Materials provided ::
▶
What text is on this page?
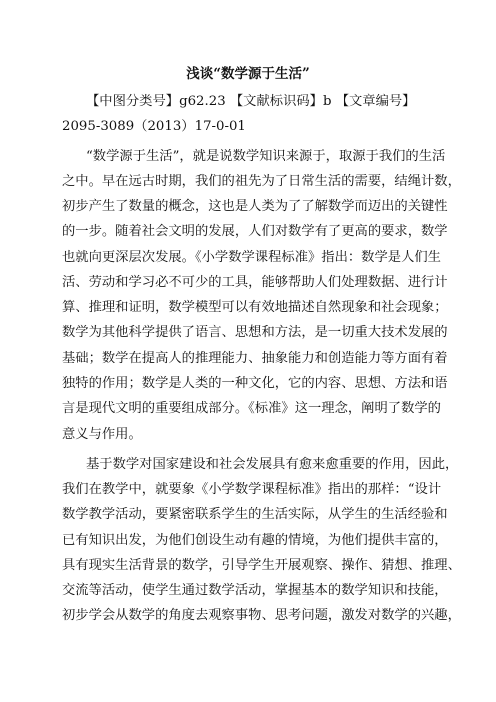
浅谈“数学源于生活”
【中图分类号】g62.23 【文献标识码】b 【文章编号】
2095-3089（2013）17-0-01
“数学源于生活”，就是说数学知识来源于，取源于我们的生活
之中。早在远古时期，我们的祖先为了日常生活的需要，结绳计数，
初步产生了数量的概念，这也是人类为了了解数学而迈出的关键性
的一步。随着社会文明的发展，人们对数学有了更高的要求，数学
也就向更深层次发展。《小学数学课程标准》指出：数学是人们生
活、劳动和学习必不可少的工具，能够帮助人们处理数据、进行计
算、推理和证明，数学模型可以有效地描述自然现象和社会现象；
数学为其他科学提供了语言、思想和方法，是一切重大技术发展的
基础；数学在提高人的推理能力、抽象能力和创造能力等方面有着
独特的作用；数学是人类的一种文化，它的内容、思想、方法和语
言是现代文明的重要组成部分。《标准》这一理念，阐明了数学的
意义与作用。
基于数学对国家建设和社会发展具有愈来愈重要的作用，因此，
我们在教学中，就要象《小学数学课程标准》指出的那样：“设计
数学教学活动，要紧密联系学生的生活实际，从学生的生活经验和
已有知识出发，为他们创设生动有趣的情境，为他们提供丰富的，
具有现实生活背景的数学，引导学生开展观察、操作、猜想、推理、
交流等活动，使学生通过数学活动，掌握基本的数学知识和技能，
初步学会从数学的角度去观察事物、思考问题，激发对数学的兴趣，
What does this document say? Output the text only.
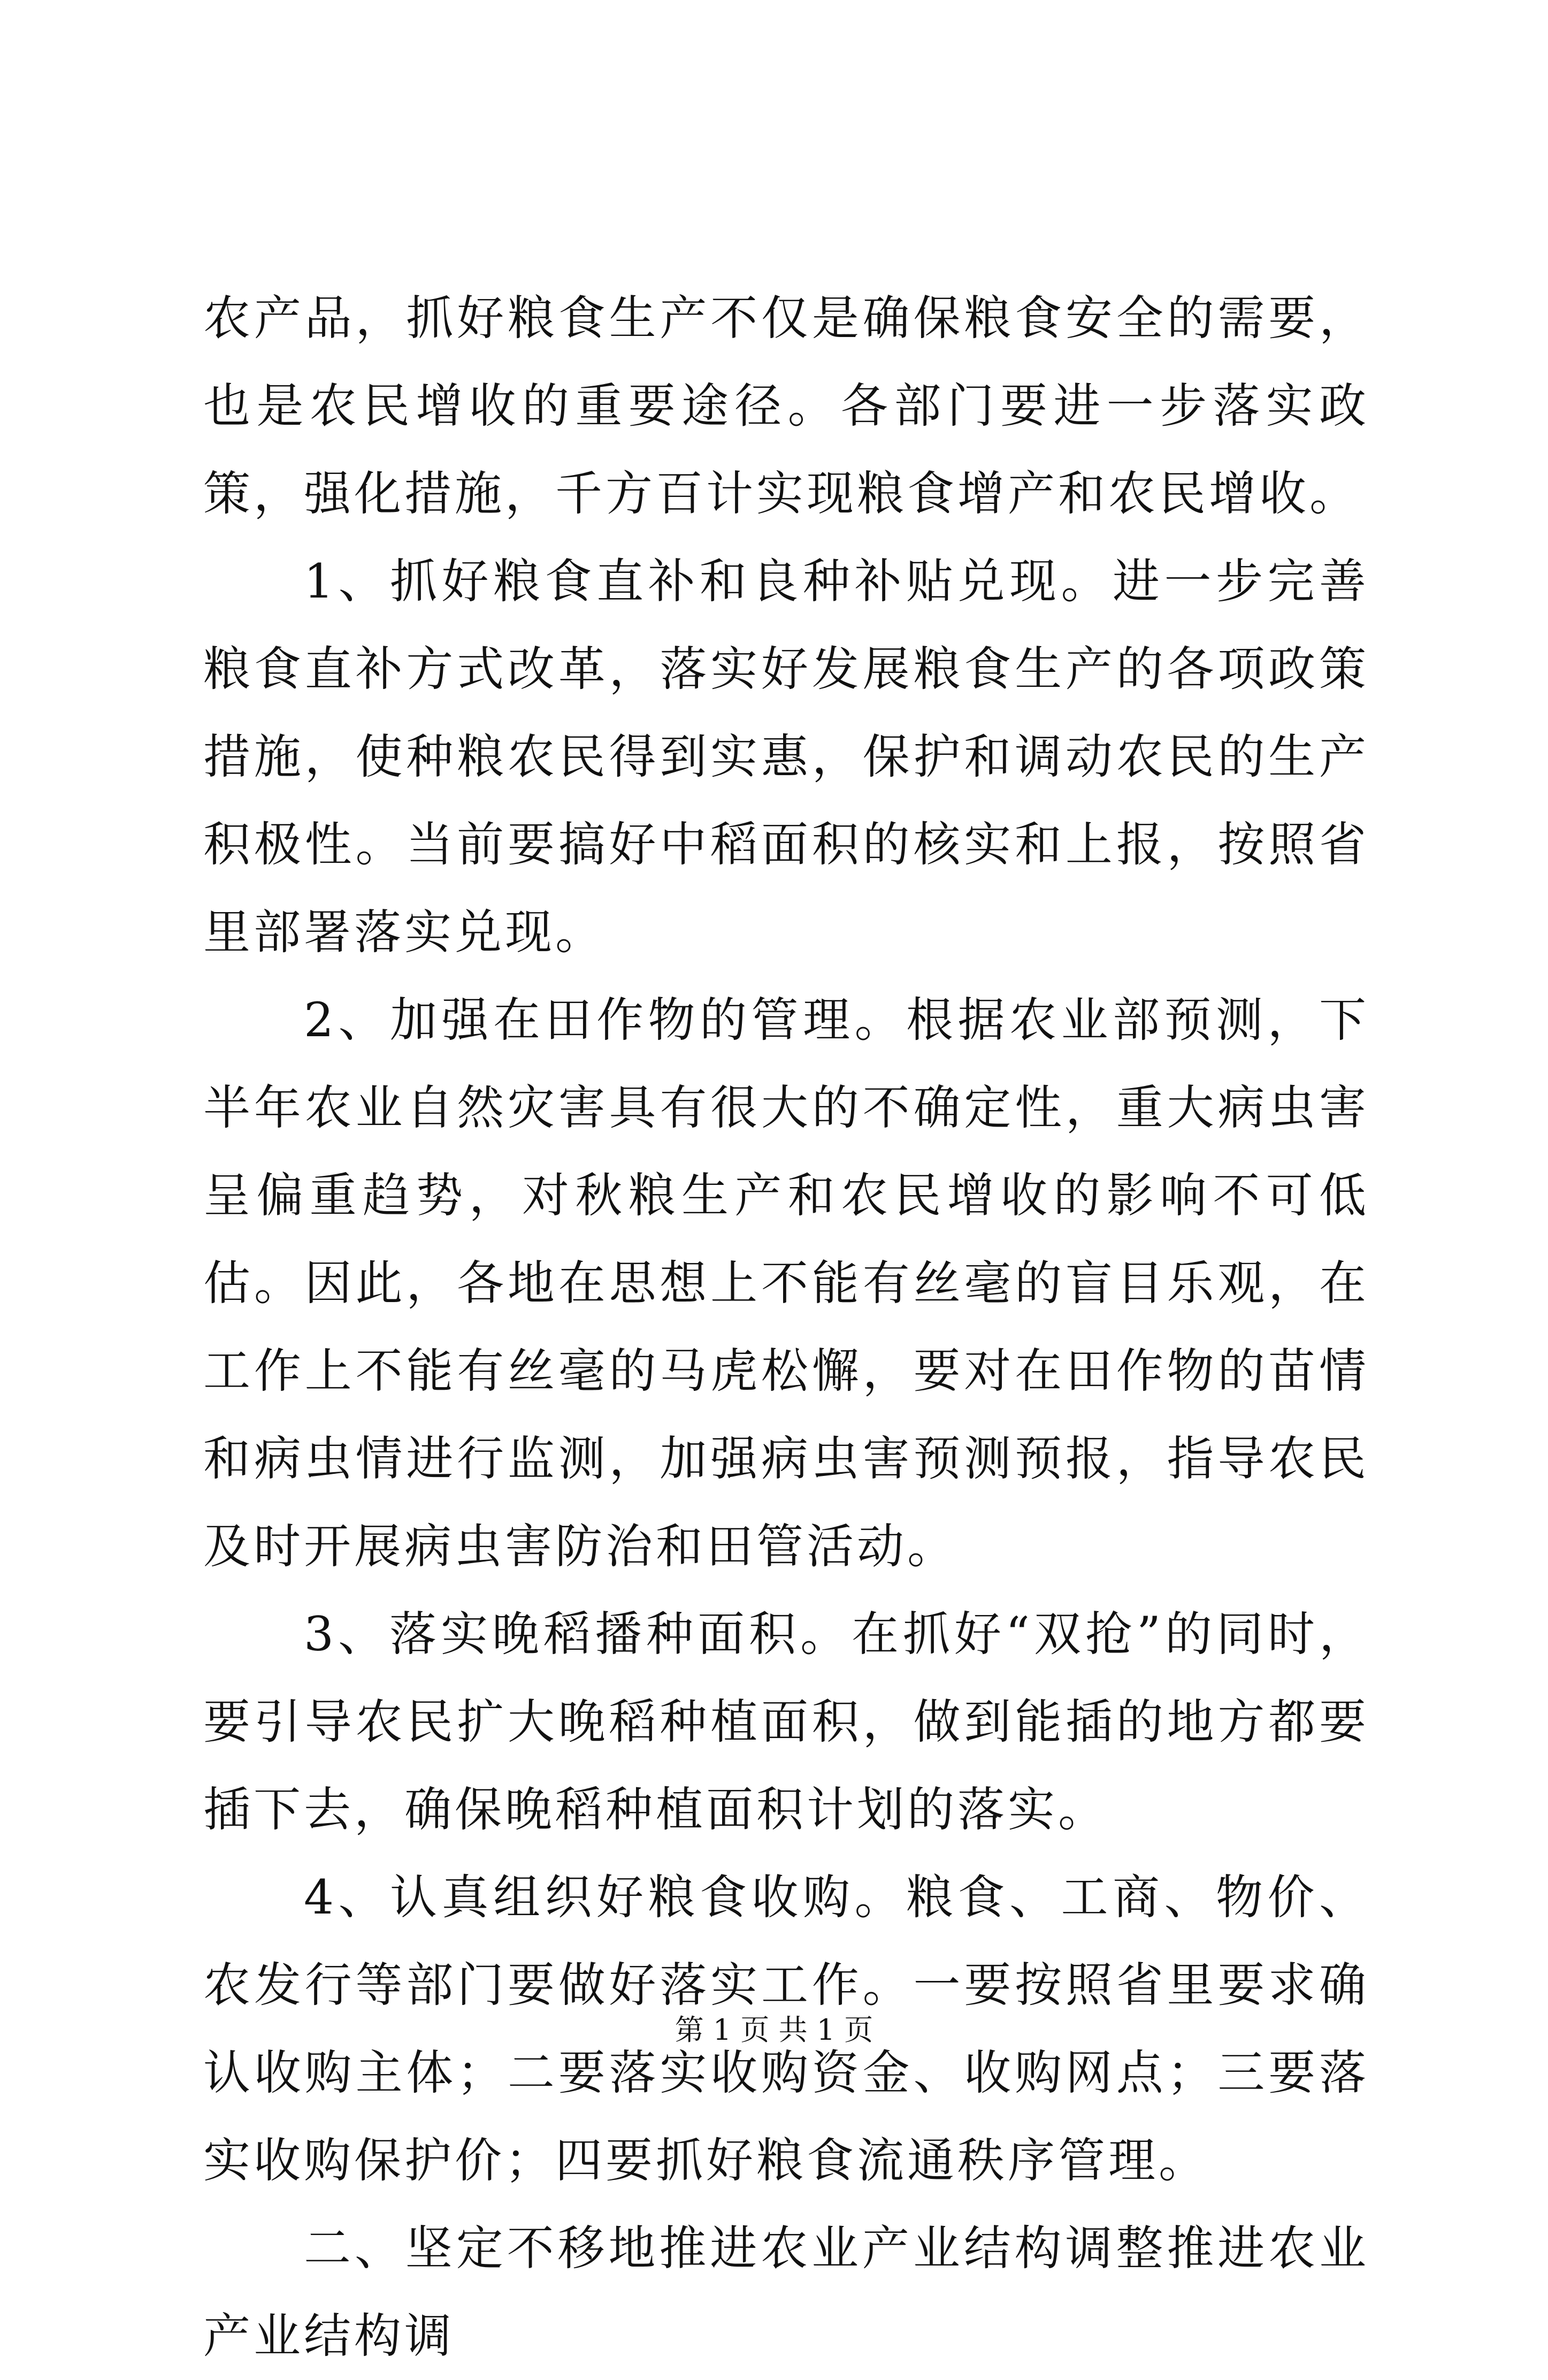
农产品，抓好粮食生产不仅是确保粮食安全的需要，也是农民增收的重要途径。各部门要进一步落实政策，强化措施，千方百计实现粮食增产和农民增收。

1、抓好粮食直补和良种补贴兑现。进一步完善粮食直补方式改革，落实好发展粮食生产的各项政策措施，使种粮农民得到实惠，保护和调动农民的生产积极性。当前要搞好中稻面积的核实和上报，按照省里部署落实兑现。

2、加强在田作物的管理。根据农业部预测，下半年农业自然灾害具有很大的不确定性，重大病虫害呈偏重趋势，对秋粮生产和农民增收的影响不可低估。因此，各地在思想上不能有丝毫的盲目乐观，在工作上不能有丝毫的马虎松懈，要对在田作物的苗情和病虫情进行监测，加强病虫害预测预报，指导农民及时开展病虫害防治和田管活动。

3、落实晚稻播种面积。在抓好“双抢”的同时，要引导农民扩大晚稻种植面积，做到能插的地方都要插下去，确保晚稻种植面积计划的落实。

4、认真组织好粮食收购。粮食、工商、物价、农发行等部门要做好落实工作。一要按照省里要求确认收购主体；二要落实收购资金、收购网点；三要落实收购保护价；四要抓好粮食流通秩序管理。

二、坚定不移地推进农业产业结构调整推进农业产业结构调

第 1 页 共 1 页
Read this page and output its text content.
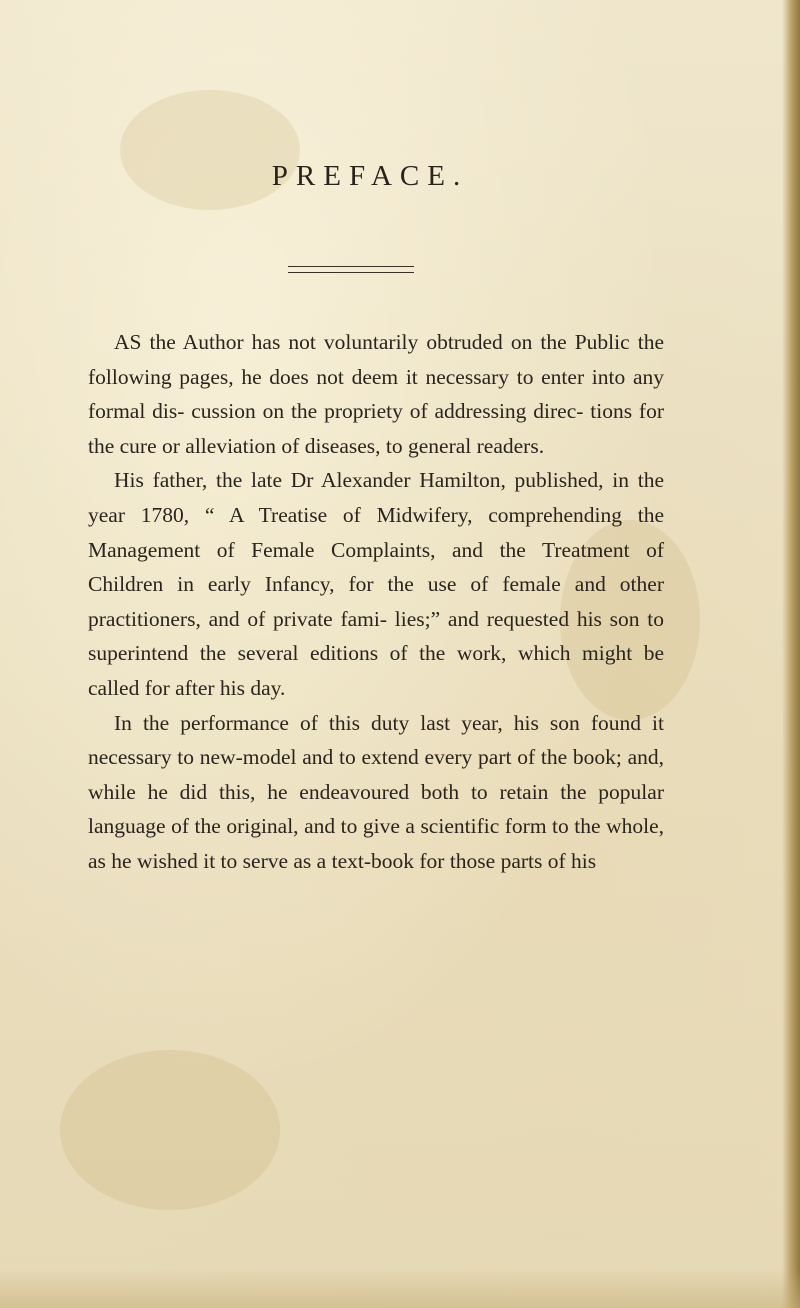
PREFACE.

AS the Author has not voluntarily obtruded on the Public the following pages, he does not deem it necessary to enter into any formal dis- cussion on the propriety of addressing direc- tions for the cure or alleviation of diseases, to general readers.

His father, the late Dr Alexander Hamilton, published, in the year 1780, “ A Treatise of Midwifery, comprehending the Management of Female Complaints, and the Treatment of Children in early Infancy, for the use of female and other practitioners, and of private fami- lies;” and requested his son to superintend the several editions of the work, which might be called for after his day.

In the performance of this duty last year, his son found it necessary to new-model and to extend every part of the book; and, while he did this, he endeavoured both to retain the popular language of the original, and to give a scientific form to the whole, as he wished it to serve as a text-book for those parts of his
◀
Goal :: Print out every entry above without changing a word, and leave out the pictures.

Right answer ::
What text is on this page?
浅谈“数学源于生活”
【中图分类号】g62.23 【文献标识码】b 【文章编号】
2095-3089（2013）17-0-01
“数学源于生活”，就是说数学知识来源于，取源于我们的生活
之中。早在远古时期，我们的祖先为了日常生活的需要，结绳计数，
初步产生了数量的概念，这也是人类为了了解数学而迈出的关键性
的一步。随着社会文明的发展，人们对数学有了更高的要求，数学
也就向更深层次发展。《小学数学课程标准》指出：数学是人们生
活、劳动和学习必不可少的工具，能够帮助人们处理数据、进行计
算、推理和证明，数学模型可以有效地描述自然现象和社会现象；
数学为其他科学提供了语言、思想和方法，是一切重大技术发展的
基础；数学在提高人的推理能力、抽象能力和创造能力等方面有着
独特的作用；数学是人类的一种文化，它的内容、思想、方法和语
言是现代文明的重要组成部分。《标准》这一理念，阐明了数学的
意义与作用。
基于数学对国家建设和社会发展具有愈来愈重要的作用，因此，
我们在教学中，就要象《小学数学课程标准》指出的那样：“设计
数学教学活动，要紧密联系学生的生活实际，从学生的生活经验和
已有知识出发，为他们创设生动有趣的情境，为他们提供丰富的，
具有现实生活背景的数学，引导学生开展观察、操作、猜想、推理、
交流等活动，使学生通过数学活动，掌握基本的数学知识和技能，
初步学会从数学的角度去观察事物、思考问题，激发对数学的兴趣，
What does this document say? Output the text only.
农产品，抓好粮食生产不仅是确保粮食安全的需要，也是农民增收的重要途径。各部门要进一步落实政策，强化措施，千方百计实现粮食增产和农民增收。

1、抓好粮食直补和良种补贴兑现。进一步完善粮食直补方式改革，落实好发展粮食生产的各项政策措施，使种粮农民得到实惠，保护和调动农民的生产积极性。当前要搞好中稻面积的核实和上报，按照省里部署落实兑现。

2、加强在田作物的管理。根据农业部预测，下半年农业自然灾害具有很大的不确定性，重大病虫害呈偏重趋势，对秋粮生产和农民增收的影响不可低估。因此，各地在思想上不能有丝毫的盲目乐观，在工作上不能有丝毫的马虎松懈，要对在田作物的苗情和病虫情进行监测，加强病虫害预测预报，指导农民及时开展病虫害防治和田管活动。

3、落实晚稻播种面积。在抓好“双抢”的同时，要引导农民扩大晚稻种植面积，做到能插的地方都要插下去，确保晚稻种植面积计划的落实。

4、认真组织好粮食收购。粮食、工商、物价、农发行等部门要做好落实工作。一要按照省里要求确认收购主体；二要落实收购资金、收购网点；三要落实收购保护价；四要抓好粮食流通秩序管理。

二、坚定不移地推进农业产业结构调整推进农业产业结构调

第 1 页 共 1 页
Read this page and output its text content.
PREFACE.

AS the Author has not voluntarily obtruded on the Public the following pages, he does not deem it necessary to enter into any formal dis- cussion on the propriety of addressing direc- tions for the cure or alleviation of diseases, to general readers.

His father, the late Dr Alexander Hamilton, published, in the year 1780, “ A Treatise of Midwifery, comprehending the Management of Female Complaints, and the Treatment of Children in early Infancy, for the use of female and other practitioners, and of private fami- lies;” and requested his son to superintend the several editions of the work, which might be called for after his day.

In the performance of this duty last year, his son found it necessary to new-model and to extend every part of the book; and, while he did this, he endeavoured both to retain the popular language of the original, and to give a scientific form to the whole, as he wished it to serve as a text-book for those parts of his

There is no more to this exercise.